— Start RECORDS SHOWN —

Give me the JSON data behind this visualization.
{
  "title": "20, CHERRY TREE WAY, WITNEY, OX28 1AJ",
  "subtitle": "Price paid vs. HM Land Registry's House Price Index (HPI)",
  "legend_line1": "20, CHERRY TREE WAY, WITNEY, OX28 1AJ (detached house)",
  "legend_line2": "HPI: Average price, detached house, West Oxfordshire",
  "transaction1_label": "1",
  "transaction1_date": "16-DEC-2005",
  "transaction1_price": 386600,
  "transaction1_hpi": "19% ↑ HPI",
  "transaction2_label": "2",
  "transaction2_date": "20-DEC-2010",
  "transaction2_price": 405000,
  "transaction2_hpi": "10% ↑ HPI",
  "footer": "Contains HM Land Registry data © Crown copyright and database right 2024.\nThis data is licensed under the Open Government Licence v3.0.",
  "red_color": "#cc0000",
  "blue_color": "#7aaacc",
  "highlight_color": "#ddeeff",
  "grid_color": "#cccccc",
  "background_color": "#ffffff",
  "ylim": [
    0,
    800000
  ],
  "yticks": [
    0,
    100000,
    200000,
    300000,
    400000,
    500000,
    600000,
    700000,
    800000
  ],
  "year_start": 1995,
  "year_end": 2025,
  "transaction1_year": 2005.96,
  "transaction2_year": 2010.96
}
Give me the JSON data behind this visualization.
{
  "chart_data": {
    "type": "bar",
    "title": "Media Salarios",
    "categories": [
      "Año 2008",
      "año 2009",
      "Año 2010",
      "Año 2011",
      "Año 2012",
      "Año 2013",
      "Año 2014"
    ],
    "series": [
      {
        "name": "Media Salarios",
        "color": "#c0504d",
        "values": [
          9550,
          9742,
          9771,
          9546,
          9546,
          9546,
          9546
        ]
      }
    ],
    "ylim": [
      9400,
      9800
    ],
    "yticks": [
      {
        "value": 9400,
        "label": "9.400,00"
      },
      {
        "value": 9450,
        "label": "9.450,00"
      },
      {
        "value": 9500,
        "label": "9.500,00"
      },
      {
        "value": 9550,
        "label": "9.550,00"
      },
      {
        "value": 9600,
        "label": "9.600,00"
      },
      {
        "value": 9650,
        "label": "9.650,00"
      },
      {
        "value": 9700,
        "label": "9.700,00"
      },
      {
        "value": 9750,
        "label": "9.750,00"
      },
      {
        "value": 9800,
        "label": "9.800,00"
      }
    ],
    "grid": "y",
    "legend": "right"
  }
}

— End RECORDS SHOWN —

Filter the data, keeping only the lines that contain "Salarios".

    "title": "Media Salarios",
        "name": "Media Salarios",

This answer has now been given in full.